WHAT YOU NEED TO DO: Transcribe the records below exactly as they appear, omitting any pictures.

EXTRACTED DATA:

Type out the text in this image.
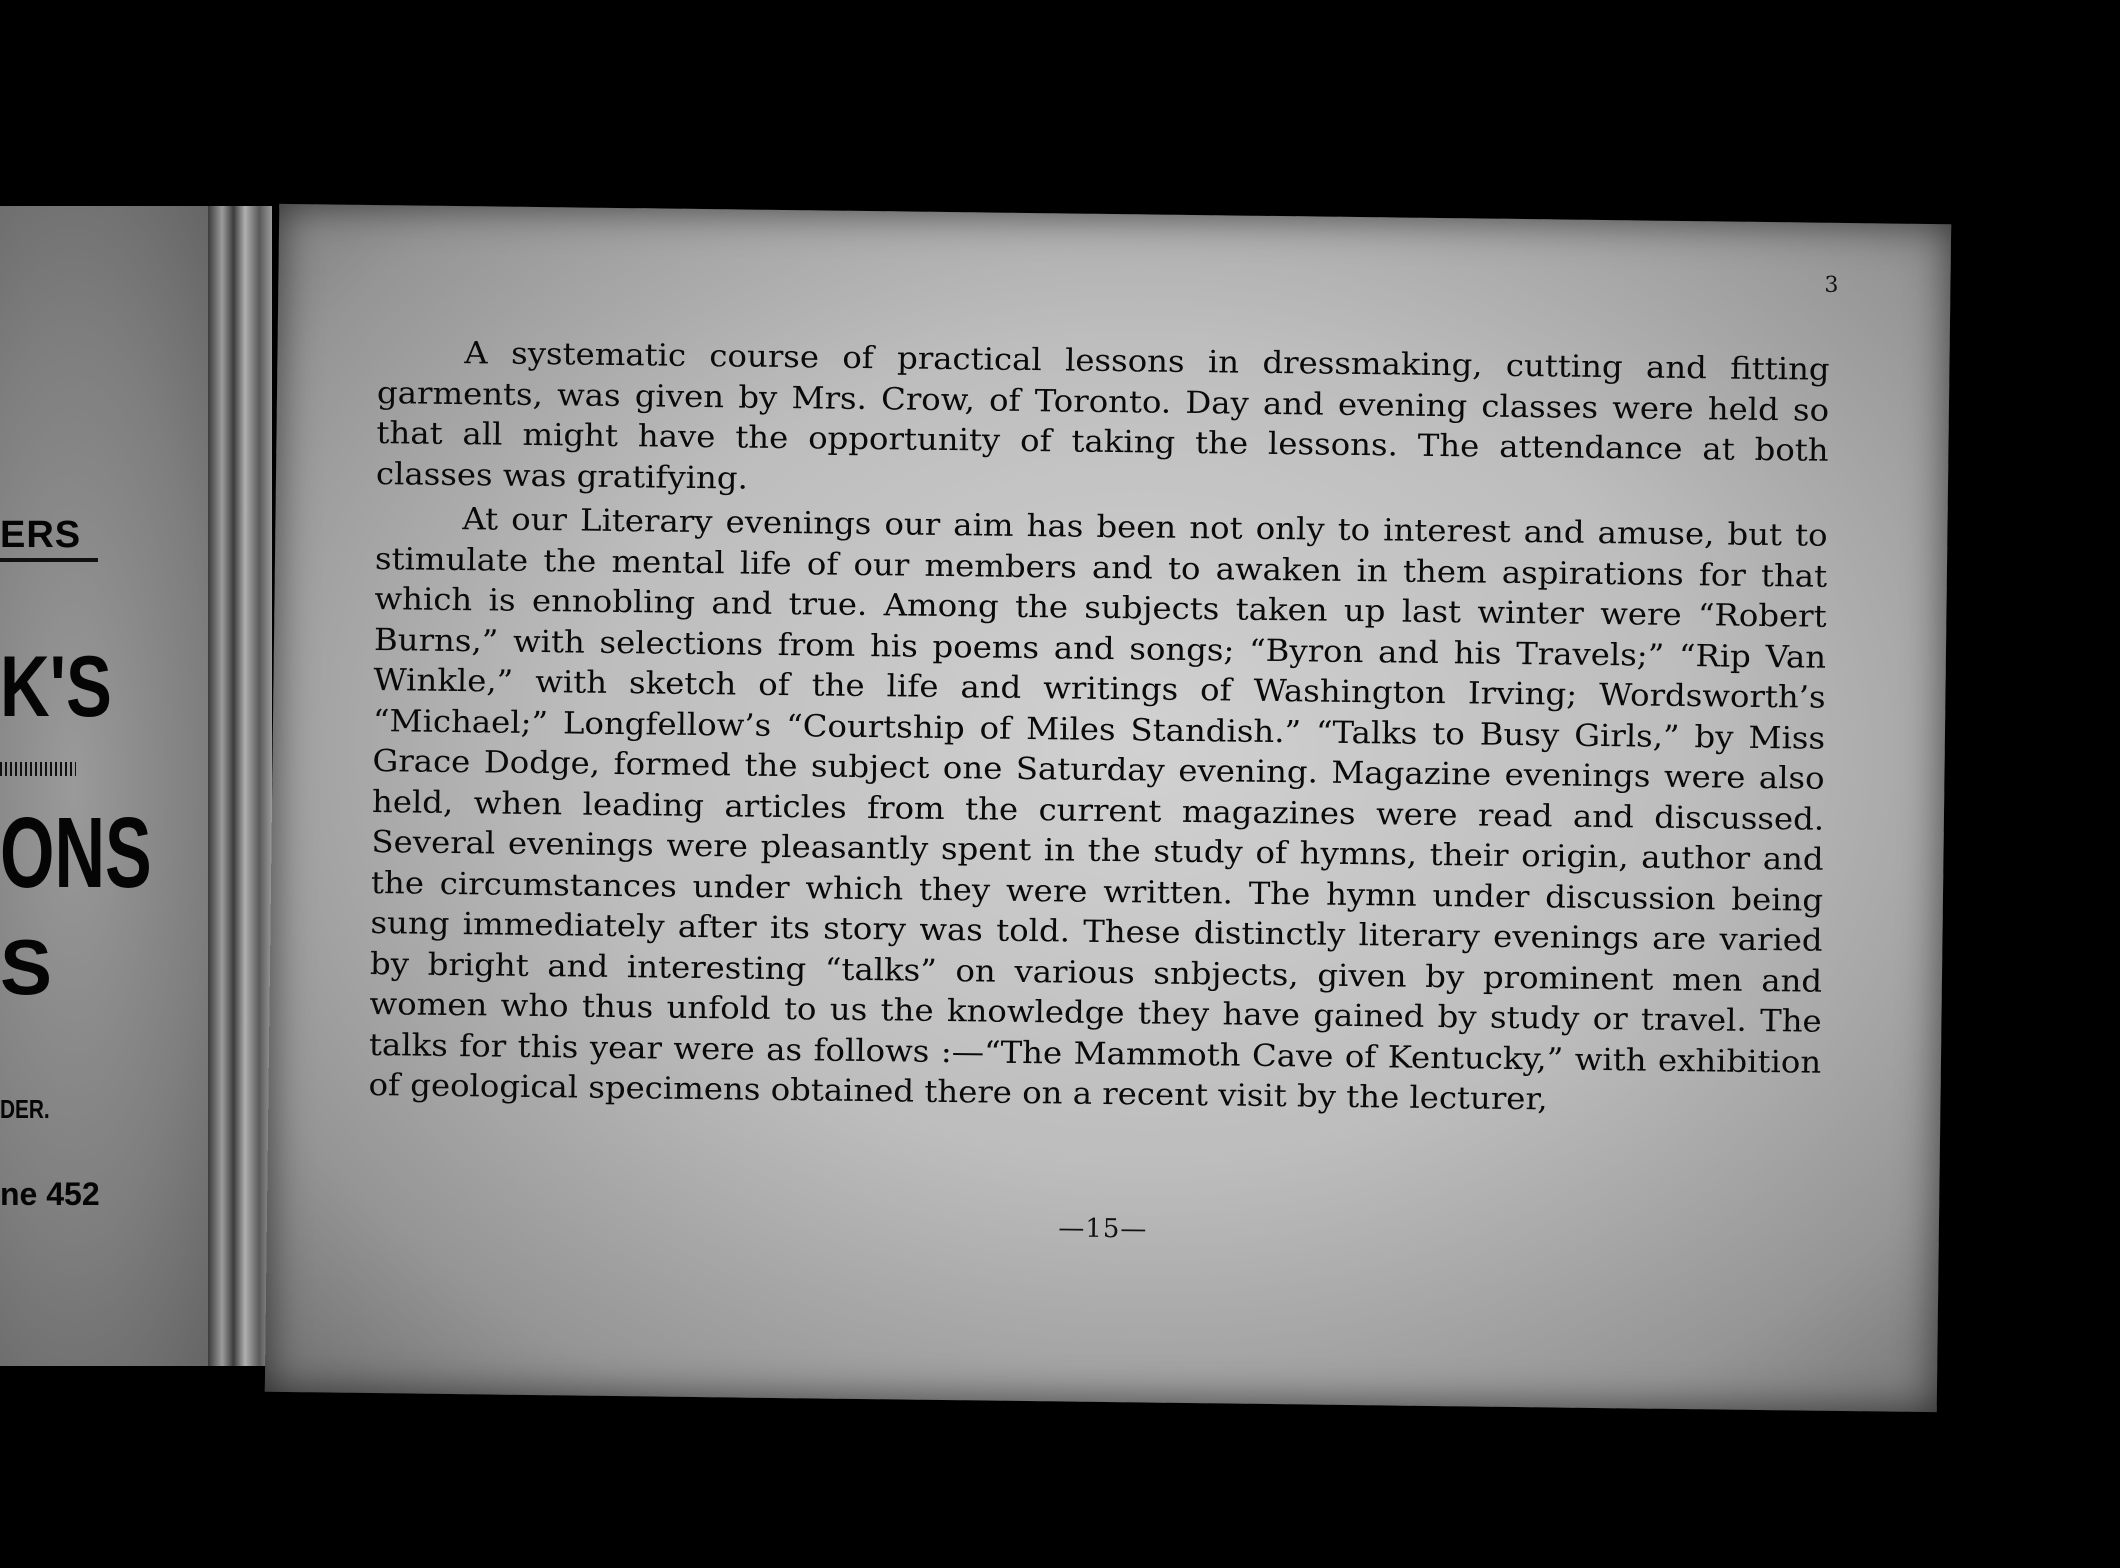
ERS
K'S
ONS
S
DER.
ne 452
3

A systematic course of practical lessons in dressmaking, cutting and fitting garments, was given by Mrs. Crow, of Toronto. Day and evening classes were held so that all might have the opportunity of taking the lessons. The attendance at both classes was gratifying.

At our Literary evenings our aim has been not only to interest and amuse, but to stimulate the mental life of our members and to awaken in them aspirations for that which is ennobling and true. Among the subjects taken up last winter were “Robert Burns,” with selections from his poems and songs; “Byron and his Travels;” “Rip Van Winkle,” with sketch of the life and writings of Washington Irving; Wordsworth’s “Michael;” Longfellow’s “Courtship of Miles Standish.” “Talks to Busy Girls,” by Miss Grace Dodge, formed the subject one Saturday evening. Magazine evenings were also held, when leading articles from the current magazines were read and discussed. Several evenings were pleasantly spent in the study of hymns, their origin, author and the circumstances under which they were written. The hymn under discussion being sung immediately after its story was told. These distinctly literary evenings are varied by bright and interesting “talks” on various snbjects, given by prominent men and women who thus unfold to us the knowledge they have gained by study or travel. The talks for this year were as follows :—“The Mammoth Cave of Kentucky,” with exhibition of geological specimens obtained there on a recent visit by the lecturer,

—15—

RESULT:
Type out the text in this image.
ERS
K'S
ONS
S
DER.
ne 452
3

A systematic course of practical lessons in dressmaking, cutting and fitting garments, was given by Mrs. Crow, of Toronto. Day and evening classes were held so that all might have the opportunity of taking the lessons. The attendance at both classes was gratifying.

At our Literary evenings our aim has been not only to interest and amuse, but to stimulate the mental life of our members and to awaken in them aspirations for that which is ennobling and true. Among the subjects taken up last winter were “Robert Burns,” with selections from his poems and songs; “Byron and his Travels;” “Rip Van Winkle,” with sketch of the life and writings of Washington Irving; Wordsworth’s “Michael;” Longfellow’s “Courtship of Miles Standish.” “Talks to Busy Girls,” by Miss Grace Dodge, formed the subject one Saturday evening. Magazine evenings were also held, when leading articles from the current magazines were read and discussed. Several evenings were pleasantly spent in the study of hymns, their origin, author and the circumstances under which they were written. The hymn under discussion being sung immediately after its story was told. These distinctly literary evenings are varied by bright and interesting “talks” on various snbjects, given by prominent men and women who thus unfold to us the knowledge they have gained by study or travel. The talks for this year were as follows :—“The Mammoth Cave of Kentucky,” with exhibition of geological specimens obtained there on a recent visit by the lecturer,

—15—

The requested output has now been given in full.